[Exercise requirements]
Go through the listing and pick out each line with the word "Health" in it.

======

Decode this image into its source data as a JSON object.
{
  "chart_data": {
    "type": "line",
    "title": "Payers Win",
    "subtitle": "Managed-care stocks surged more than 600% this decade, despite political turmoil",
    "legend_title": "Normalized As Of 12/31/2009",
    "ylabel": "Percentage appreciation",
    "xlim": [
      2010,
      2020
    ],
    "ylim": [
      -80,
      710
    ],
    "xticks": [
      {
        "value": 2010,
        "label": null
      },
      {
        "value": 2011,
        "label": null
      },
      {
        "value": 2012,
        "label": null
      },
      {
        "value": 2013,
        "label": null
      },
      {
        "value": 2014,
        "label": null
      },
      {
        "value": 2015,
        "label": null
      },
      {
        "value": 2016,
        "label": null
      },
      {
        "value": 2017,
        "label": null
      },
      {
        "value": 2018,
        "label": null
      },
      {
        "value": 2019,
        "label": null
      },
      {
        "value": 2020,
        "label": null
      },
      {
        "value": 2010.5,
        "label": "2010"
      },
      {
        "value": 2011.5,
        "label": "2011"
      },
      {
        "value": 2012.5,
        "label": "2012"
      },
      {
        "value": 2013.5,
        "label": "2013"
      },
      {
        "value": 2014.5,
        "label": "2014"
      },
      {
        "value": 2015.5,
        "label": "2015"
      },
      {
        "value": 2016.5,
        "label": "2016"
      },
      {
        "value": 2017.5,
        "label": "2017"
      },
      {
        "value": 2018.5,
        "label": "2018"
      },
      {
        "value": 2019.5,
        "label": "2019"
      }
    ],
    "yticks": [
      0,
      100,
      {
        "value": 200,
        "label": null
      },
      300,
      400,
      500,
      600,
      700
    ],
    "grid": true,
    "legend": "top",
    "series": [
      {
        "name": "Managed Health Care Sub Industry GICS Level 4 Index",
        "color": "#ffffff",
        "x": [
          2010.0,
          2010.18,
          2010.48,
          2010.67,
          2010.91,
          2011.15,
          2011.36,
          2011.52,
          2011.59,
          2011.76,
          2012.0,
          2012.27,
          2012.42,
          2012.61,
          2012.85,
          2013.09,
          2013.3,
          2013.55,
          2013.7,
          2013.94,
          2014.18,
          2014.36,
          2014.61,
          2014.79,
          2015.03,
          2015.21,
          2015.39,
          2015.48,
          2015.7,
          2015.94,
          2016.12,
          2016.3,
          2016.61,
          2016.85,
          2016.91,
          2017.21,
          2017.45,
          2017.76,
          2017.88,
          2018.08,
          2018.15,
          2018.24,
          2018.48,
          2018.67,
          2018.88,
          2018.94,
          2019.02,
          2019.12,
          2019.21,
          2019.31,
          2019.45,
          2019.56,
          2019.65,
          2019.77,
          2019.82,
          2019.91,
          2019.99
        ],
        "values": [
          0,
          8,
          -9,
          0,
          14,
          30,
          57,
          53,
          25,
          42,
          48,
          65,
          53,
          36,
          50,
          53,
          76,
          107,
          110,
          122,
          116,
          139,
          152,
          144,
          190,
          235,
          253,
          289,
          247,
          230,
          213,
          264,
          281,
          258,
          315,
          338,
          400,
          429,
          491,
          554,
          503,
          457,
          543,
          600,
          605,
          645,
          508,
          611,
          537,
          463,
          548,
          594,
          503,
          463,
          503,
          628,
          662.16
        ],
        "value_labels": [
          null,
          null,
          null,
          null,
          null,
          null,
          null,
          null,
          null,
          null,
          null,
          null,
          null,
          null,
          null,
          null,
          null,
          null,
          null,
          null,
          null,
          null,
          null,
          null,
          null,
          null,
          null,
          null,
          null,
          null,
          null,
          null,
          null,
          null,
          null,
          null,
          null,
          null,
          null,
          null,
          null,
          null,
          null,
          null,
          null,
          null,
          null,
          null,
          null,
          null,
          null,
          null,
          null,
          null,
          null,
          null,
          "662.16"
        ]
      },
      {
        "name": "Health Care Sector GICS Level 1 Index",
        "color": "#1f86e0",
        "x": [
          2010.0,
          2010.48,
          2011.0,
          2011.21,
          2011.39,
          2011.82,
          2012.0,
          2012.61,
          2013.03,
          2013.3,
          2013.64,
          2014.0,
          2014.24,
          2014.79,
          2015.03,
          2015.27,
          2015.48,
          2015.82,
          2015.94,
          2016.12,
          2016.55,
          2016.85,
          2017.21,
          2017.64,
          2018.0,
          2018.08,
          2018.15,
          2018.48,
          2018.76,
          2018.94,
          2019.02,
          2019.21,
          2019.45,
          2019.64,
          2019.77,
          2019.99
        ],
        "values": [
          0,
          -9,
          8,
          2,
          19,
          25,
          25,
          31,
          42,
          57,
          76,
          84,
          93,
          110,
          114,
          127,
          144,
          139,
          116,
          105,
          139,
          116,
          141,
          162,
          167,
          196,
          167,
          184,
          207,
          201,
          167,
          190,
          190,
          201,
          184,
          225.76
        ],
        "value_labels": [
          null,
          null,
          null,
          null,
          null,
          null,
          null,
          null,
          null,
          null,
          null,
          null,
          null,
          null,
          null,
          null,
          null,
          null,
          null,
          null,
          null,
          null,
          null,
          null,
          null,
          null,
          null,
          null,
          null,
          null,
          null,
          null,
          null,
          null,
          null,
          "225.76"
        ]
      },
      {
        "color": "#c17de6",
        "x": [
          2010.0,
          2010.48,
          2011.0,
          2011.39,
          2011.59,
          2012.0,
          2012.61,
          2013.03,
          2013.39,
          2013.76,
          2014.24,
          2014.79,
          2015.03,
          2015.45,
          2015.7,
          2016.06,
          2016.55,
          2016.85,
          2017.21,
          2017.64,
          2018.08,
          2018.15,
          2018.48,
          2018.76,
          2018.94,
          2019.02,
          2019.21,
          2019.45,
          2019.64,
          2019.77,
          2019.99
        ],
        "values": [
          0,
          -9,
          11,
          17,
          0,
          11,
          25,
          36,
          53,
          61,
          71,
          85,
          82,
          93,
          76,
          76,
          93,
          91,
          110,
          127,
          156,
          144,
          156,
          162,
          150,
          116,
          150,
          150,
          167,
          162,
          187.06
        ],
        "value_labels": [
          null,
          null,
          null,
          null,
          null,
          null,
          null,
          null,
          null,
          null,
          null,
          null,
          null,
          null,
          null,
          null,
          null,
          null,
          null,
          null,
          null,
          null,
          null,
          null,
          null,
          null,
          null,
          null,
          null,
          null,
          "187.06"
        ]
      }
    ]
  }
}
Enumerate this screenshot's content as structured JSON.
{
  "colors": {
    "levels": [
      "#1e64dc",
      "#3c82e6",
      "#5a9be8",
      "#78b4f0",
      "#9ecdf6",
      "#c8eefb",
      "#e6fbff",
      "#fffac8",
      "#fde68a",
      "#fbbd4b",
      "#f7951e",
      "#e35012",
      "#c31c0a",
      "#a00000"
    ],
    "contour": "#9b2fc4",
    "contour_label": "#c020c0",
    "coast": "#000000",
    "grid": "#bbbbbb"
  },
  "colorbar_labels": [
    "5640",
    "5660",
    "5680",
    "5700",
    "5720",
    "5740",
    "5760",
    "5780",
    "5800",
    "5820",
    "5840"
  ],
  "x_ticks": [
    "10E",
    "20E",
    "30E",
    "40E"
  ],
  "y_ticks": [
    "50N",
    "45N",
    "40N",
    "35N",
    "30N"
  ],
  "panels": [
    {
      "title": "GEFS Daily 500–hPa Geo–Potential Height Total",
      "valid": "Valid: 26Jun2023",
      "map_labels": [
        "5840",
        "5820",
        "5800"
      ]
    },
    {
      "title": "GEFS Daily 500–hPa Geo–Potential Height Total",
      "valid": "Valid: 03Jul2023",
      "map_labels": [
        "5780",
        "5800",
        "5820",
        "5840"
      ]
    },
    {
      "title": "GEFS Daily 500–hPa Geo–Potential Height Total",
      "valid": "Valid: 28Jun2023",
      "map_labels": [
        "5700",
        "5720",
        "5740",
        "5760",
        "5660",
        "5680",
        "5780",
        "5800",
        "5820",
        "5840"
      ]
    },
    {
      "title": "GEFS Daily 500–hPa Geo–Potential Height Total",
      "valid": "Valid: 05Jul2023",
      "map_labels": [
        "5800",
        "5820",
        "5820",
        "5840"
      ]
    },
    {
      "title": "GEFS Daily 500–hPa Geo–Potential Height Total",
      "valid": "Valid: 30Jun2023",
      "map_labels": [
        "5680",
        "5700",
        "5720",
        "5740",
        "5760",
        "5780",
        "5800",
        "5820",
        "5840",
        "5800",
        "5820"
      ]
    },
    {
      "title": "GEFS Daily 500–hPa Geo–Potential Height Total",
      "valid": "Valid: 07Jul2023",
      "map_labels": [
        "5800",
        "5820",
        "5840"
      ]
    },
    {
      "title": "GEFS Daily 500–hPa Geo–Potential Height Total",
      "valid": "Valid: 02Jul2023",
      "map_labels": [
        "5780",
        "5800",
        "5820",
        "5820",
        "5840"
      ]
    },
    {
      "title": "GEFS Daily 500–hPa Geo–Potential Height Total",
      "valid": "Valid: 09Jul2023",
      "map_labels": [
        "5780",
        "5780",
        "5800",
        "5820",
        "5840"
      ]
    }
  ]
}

======

[Answer for the task]
        "name": "Managed Health Care Sub Industry GICS Level 4 Index",
        "name": "Health Care Sector GICS Level 1 Index",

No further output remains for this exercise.